━━━━━ Provided material ━━━━━

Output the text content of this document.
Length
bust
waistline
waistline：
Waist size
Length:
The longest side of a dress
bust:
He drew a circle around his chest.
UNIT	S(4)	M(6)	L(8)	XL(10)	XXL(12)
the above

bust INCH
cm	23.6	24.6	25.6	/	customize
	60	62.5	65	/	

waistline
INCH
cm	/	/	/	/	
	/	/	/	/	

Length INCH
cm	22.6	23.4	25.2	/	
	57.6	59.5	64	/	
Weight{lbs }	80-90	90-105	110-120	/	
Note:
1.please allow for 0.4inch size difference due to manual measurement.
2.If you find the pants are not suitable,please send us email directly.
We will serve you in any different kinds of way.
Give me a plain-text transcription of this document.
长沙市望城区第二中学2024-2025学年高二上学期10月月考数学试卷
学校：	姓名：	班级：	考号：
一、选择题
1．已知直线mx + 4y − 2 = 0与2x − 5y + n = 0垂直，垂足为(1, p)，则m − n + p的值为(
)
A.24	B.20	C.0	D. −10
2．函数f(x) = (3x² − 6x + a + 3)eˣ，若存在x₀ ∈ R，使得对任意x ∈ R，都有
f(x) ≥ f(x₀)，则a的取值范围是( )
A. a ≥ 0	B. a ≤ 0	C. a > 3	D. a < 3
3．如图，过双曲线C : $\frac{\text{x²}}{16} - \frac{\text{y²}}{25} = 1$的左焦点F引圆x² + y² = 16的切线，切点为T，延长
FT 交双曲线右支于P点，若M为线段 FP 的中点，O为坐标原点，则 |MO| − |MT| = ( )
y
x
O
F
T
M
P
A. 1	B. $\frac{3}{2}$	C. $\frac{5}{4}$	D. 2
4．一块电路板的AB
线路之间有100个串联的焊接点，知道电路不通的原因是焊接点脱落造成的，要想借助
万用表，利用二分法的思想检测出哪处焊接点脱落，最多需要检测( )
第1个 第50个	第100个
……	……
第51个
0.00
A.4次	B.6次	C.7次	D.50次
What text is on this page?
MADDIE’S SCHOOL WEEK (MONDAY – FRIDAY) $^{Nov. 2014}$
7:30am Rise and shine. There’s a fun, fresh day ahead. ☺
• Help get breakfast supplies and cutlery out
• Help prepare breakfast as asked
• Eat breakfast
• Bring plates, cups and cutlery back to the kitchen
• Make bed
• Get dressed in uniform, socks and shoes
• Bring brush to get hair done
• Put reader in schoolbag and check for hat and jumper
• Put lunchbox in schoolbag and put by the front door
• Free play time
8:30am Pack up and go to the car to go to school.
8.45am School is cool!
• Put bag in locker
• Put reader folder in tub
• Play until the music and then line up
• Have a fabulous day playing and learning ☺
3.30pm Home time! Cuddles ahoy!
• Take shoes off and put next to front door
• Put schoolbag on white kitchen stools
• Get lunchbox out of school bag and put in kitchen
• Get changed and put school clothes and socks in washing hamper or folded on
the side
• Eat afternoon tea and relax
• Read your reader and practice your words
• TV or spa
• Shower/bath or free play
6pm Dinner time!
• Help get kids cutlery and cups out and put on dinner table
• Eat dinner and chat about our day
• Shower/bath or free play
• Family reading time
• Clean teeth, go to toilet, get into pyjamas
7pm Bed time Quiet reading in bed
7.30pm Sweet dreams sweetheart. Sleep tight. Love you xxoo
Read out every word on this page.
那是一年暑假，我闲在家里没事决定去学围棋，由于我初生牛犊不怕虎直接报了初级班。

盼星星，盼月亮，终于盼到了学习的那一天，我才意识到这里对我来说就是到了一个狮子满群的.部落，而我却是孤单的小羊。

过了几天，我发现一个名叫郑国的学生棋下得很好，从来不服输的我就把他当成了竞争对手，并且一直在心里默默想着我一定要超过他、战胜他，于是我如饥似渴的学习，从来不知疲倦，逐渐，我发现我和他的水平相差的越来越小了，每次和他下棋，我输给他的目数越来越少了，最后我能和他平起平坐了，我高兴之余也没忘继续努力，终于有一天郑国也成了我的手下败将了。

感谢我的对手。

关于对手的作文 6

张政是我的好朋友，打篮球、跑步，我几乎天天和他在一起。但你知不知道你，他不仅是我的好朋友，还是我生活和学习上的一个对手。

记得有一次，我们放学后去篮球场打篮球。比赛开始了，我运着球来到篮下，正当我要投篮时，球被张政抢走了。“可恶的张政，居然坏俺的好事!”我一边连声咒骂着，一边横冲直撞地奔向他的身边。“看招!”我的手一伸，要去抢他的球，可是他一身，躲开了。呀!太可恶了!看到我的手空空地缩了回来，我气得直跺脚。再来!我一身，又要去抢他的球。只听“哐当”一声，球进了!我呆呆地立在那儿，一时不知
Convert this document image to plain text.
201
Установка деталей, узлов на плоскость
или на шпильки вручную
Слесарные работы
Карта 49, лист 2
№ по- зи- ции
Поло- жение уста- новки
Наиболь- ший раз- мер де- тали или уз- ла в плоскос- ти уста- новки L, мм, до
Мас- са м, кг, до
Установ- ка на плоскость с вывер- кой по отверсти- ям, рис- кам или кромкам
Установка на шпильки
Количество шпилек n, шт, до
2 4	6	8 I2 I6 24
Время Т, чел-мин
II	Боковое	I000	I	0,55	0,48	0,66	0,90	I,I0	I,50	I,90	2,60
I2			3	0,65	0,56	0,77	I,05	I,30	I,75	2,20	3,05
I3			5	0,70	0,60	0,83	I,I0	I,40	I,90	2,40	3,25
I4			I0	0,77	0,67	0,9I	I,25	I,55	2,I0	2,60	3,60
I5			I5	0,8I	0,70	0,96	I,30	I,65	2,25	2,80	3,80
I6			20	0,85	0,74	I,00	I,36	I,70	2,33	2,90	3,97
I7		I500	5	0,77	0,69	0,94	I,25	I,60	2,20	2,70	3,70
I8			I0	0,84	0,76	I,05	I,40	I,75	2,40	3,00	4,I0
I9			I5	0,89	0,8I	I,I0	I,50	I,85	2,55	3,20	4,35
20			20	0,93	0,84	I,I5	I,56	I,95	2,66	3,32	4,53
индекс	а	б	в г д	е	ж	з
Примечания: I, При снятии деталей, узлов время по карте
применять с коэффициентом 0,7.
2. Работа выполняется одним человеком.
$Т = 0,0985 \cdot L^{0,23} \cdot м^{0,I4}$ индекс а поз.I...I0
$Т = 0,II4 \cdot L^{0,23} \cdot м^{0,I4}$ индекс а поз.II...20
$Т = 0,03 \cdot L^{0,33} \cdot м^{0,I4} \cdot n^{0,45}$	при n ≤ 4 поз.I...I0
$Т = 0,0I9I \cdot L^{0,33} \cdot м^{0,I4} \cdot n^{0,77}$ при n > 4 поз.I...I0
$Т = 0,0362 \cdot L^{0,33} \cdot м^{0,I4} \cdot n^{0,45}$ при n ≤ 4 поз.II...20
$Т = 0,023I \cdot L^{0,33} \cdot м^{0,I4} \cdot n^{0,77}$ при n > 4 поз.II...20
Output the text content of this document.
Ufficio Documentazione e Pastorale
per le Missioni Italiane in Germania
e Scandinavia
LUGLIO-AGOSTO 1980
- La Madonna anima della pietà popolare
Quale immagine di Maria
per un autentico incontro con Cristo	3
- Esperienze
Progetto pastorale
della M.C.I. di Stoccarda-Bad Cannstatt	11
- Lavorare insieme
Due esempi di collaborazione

━━━━━

## [Problem description]
Take the listing above and set it down exactly.

## [Exercise output]
Output the text content of this document.
Length
bust
waistline
waistline：
Waist size
Length:
The longest side of a dress
bust:
He drew a circle around his chest.
UNIT	S(4)	M(6)	L(8)	XL(10)	XXL(12)
the above

bust INCH
cm	23.6	24.6	25.6	/	customize
	60	62.5	65	/	

waistline
INCH
cm	/	/	/	/	
	/	/	/	/	

Length INCH
cm	22.6	23.4	25.2	/	
	57.6	59.5	64	/	
Weight{lbs }	80-90	90-105	110-120	/	
Note:
1.please allow for 0.4inch size difference due to manual measurement.
2.If you find the pants are not suitable,please send us email directly.
We will serve you in any different kinds of way.
Give me a plain-text transcription of this document.
长沙市望城区第二中学2024-2025学年高二上学期10月月考数学试卷
学校：	姓名：	班级：	考号：
一、选择题
1．已知直线mx + 4y − 2 = 0与2x − 5y + n = 0垂直，垂足为(1, p)，则m − n + p的值为(
)
A.24	B.20	C.0	D. −10
2．函数f(x) = (3x² − 6x + a + 3)eˣ，若存在x₀ ∈ R，使得对任意x ∈ R，都有
f(x) ≥ f(x₀)，则a的取值范围是( )
A. a ≥ 0	B. a ≤ 0	C. a > 3	D. a < 3
3．如图，过双曲线C : $\frac{\text{x²}}{16} - \frac{\text{y²}}{25} = 1$的左焦点F引圆x² + y² = 16的切线，切点为T，延长
FT 交双曲线右支于P点，若M为线段 FP 的中点，O为坐标原点，则 |MO| − |MT| = ( )
y
x
O
F
T
M
P
A. 1	B. $\frac{3}{2}$	C. $\frac{5}{4}$	D. 2
4．一块电路板的AB
线路之间有100个串联的焊接点，知道电路不通的原因是焊接点脱落造成的，要想借助
万用表，利用二分法的思想检测出哪处焊接点脱落，最多需要检测( )
第1个 第50个	第100个
……	……
第51个
0.00
A.4次	B.6次	C.7次	D.50次
What text is on this page?
MADDIE’S SCHOOL WEEK (MONDAY – FRIDAY) $^{Nov. 2014}$
7:30am Rise and shine. There’s a fun, fresh day ahead. ☺
• Help get breakfast supplies and cutlery out
• Help prepare breakfast as asked
• Eat breakfast
• Bring plates, cups and cutlery back to the kitchen
• Make bed
• Get dressed in uniform, socks and shoes
• Bring brush to get hair done
• Put reader in schoolbag and check for hat and jumper
• Put lunchbox in schoolbag and put by the front door
• Free play time
8:30am Pack up and go to the car to go to school.
8.45am School is cool!
• Put bag in locker
• Put reader folder in tub
• Play until the music and then line up
• Have a fabulous day playing and learning ☺
3.30pm Home time! Cuddles ahoy!
• Take shoes off and put next to front door
• Put schoolbag on white kitchen stools
• Get lunchbox out of school bag and put in kitchen
• Get changed and put school clothes and socks in washing hamper or folded on
the side
• Eat afternoon tea and relax
• Read your reader and practice your words
• TV or spa
• Shower/bath or free play
6pm Dinner time!
• Help get kids cutlery and cups out and put on dinner table
• Eat dinner and chat about our day
• Shower/bath or free play
• Family reading time
• Clean teeth, go to toilet, get into pyjamas
7pm Bed time Quiet reading in bed
7.30pm Sweet dreams sweetheart. Sleep tight. Love you xxoo
Read out every word on this page.
那是一年暑假，我闲在家里没事决定去学围棋，由于我初生牛犊不怕虎直接报了初级班。

盼星星，盼月亮，终于盼到了学习的那一天，我才意识到这里对我来说就是到了一个狮子满群的.部落，而我却是孤单的小羊。

过了几天，我发现一个名叫郑国的学生棋下得很好，从来不服输的我就把他当成了竞争对手，并且一直在心里默默想着我一定要超过他、战胜他，于是我如饥似渴的学习，从来不知疲倦，逐渐，我发现我和他的水平相差的越来越小了，每次和他下棋，我输给他的目数越来越少了，最后我能和他平起平坐了，我高兴之余也没忘继续努力，终于有一天郑国也成了我的手下败将了。

感谢我的对手。

关于对手的作文 6

张政是我的好朋友，打篮球、跑步，我几乎天天和他在一起。但你知不知道你，他不仅是我的好朋友，还是我生活和学习上的一个对手。

记得有一次，我们放学后去篮球场打篮球。比赛开始了，我运着球来到篮下，正当我要投篮时，球被张政抢走了。“可恶的张政，居然坏俺的好事!”我一边连声咒骂着，一边横冲直撞地奔向他的身边。“看招!”我的手一伸，要去抢他的球，可是他一身，躲开了。呀!太可恶了!看到我的手空空地缩了回来，我气得直跺脚。再来!我一身，又要去抢他的球。只听“哐当”一声，球进了!我呆呆地立在那儿，一时不知
Convert this document image to plain text.
201
Установка деталей, узлов на плоскость
или на шпильки вручную
Слесарные работы
Карта 49, лист 2
№ по- зи- ции
Поло- жение уста- новки
Наиболь- ший раз- мер де- тали или уз- ла в плоскос- ти уста- новки L, мм, до
Мас- са м, кг, до
Установ- ка на плоскость с вывер- кой по отверсти- ям, рис- кам или кромкам
Установка на шпильки
Количество шпилек n, шт, до
2 4	6	8 I2 I6 24
Время Т, чел-мин
II	Боковое	I000	I	0,55	0,48	0,66	0,90	I,I0	I,50	I,90	2,60
I2			3	0,65	0,56	0,77	I,05	I,30	I,75	2,20	3,05
I3			5	0,70	0,60	0,83	I,I0	I,40	I,90	2,40	3,25
I4			I0	0,77	0,67	0,9I	I,25	I,55	2,I0	2,60	3,60
I5			I5	0,8I	0,70	0,96	I,30	I,65	2,25	2,80	3,80
I6			20	0,85	0,74	I,00	I,36	I,70	2,33	2,90	3,97
I7		I500	5	0,77	0,69	0,94	I,25	I,60	2,20	2,70	3,70
I8			I0	0,84	0,76	I,05	I,40	I,75	2,40	3,00	4,I0
I9			I5	0,89	0,8I	I,I0	I,50	I,85	2,55	3,20	4,35
20			20	0,93	0,84	I,I5	I,56	I,95	2,66	3,32	4,53
индекс	а	б	в г д	е	ж	з
Примечания: I, При снятии деталей, узлов время по карте
применять с коэффициентом 0,7.
2. Работа выполняется одним человеком.
$Т = 0,0985 \cdot L^{0,23} \cdot м^{0,I4}$ индекс а поз.I...I0
$Т = 0,II4 \cdot L^{0,23} \cdot м^{0,I4}$ индекс а поз.II...20
$Т = 0,03 \cdot L^{0,33} \cdot м^{0,I4} \cdot n^{0,45}$	при n ≤ 4 поз.I...I0
$Т = 0,0I9I \cdot L^{0,33} \cdot м^{0,I4} \cdot n^{0,77}$ при n > 4 поз.I...I0
$Т = 0,0362 \cdot L^{0,33} \cdot м^{0,I4} \cdot n^{0,45}$ при n ≤ 4 поз.II...20
$Т = 0,023I \cdot L^{0,33} \cdot м^{0,I4} \cdot n^{0,77}$ при n > 4 поз.II...20
Output the text content of this document.
Ufficio Documentazione e Pastorale
per le Missioni Italiane in Germania
e Scandinavia
LUGLIO-AGOSTO 1980
- La Madonna anima della pietà popolare
Quale immagine di Maria
per un autentico incontro con Cristo	3
- Esperienze
Progetto pastorale
della M.C.I. di Stoccarda-Bad Cannstatt	11
- Lavorare insieme
Due esempi di collaborazione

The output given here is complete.